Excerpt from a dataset
'''

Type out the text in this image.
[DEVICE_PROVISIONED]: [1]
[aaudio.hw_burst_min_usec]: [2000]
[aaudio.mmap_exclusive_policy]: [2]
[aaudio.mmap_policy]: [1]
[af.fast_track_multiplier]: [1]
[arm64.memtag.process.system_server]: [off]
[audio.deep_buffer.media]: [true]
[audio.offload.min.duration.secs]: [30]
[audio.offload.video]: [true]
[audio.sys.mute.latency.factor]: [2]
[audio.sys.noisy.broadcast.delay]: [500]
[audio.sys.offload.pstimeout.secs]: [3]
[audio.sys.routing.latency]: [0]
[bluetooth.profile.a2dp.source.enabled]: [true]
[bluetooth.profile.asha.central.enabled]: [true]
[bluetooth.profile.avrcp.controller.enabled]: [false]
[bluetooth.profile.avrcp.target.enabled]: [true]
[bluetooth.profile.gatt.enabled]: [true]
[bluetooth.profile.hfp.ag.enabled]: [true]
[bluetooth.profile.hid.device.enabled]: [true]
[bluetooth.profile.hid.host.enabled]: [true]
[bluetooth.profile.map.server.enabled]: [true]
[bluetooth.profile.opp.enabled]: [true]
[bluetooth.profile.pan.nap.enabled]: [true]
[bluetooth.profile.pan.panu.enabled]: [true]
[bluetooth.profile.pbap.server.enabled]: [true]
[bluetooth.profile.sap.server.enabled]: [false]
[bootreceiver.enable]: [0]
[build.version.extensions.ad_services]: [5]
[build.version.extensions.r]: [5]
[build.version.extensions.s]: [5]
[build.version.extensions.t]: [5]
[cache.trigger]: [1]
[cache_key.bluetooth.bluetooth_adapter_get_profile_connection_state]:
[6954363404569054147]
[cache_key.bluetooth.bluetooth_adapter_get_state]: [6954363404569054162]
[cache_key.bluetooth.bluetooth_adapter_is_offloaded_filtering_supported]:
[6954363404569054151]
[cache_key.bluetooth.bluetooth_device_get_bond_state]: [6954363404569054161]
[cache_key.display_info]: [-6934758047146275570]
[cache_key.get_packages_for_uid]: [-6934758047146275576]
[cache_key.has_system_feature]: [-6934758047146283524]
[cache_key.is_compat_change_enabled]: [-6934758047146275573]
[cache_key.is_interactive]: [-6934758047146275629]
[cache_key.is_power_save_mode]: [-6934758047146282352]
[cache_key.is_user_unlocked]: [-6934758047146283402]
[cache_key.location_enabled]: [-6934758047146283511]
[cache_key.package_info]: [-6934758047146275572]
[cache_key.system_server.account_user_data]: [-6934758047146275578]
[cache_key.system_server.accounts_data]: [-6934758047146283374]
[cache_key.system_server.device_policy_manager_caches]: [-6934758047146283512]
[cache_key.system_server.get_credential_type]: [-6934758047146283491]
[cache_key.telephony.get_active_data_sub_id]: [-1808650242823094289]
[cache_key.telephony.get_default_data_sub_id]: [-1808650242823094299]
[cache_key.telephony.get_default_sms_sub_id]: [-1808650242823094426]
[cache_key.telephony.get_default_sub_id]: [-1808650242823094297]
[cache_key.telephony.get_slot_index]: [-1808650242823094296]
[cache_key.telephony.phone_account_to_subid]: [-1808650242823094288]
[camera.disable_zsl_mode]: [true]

'''

(EXERCISE DETAILS):
Look through the listing and extract every line with "build" in it.

(ANSWER TO THE EXERCISE):
[build.version.extensions.ad_services]: [5]
[build.version.extensions.r]: [5]
[build.version.extensions.s]: [5]
[build.version.extensions.t]: [5]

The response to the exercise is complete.